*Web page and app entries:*
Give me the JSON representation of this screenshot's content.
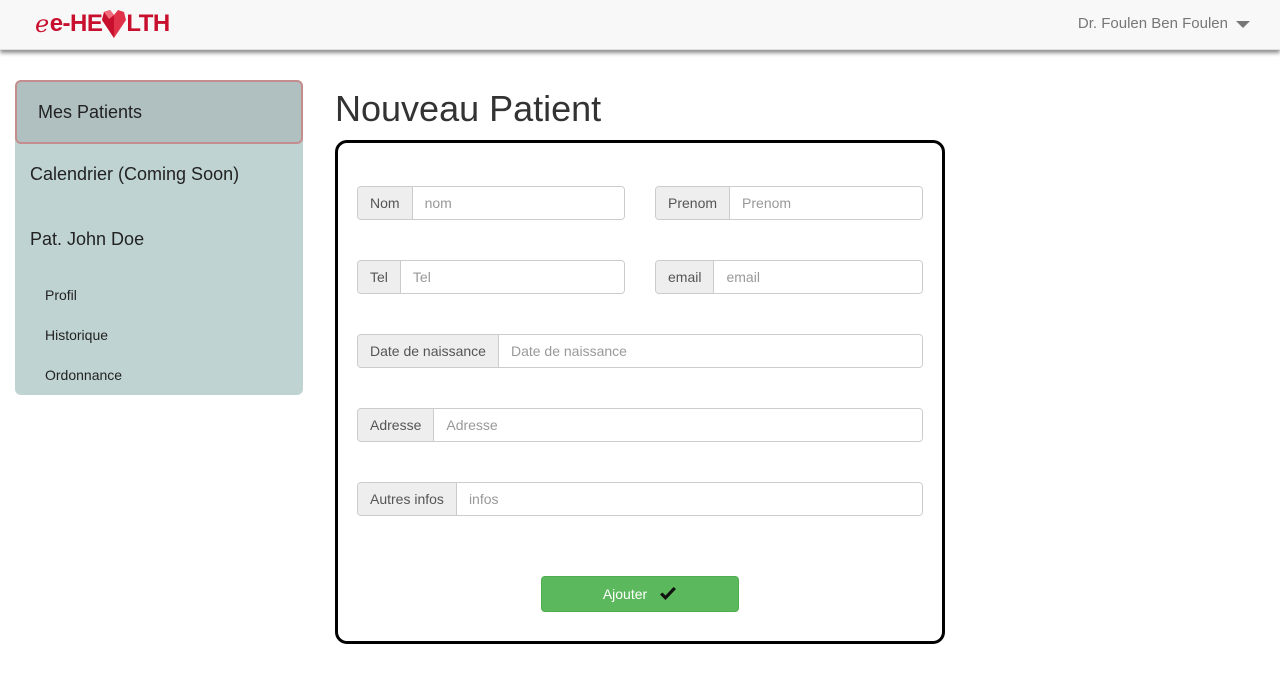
{
  "brand": {
    "logo_prefix": "e-HE",
    "logo_suffix": "LTH",
    "accent_color": "#c8102e"
  },
  "user_menu": {
    "label": "Dr. Foulen Ben Foulen"
  },
  "sidebar": {
    "active_item": "Mes Patients",
    "items": [
      {
        "label": "Calendrier (Coming Soon)"
      },
      {
        "label": "Pat. John Doe"
      }
    ],
    "sub_items": [
      {
        "label": "Profil"
      },
      {
        "label": "Historique"
      },
      {
        "label": "Ordonnance"
      }
    ]
  },
  "page": {
    "title": "Nouveau Patient"
  },
  "form": {
    "nom": {
      "label": "Nom",
      "placeholder": "nom"
    },
    "prenom": {
      "label": "Prenom",
      "placeholder": "Prenom"
    },
    "tel": {
      "label": "Tel",
      "placeholder": "Tel"
    },
    "email": {
      "label": "email",
      "placeholder": "email"
    },
    "dob": {
      "label": "Date de naissance",
      "placeholder": "Date de naissance"
    },
    "adresse": {
      "label": "Adresse",
      "placeholder": "Adresse"
    },
    "infos": {
      "label": "Autres infos",
      "placeholder": "infos"
    },
    "submit_label": "Ajouter",
    "submit_color": "#5cb85c"
  }
}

*What you have to do:*
What lines above contain the string "placeholder"? Copy all of them.

*Task response:*
      "placeholder": "nom"
      "placeholder": "Prenom"
      "placeholder": "Tel"
      "placeholder": "email"
      "placeholder": "Date de naissance"
      "placeholder": "Adresse"
      "placeholder": "infos"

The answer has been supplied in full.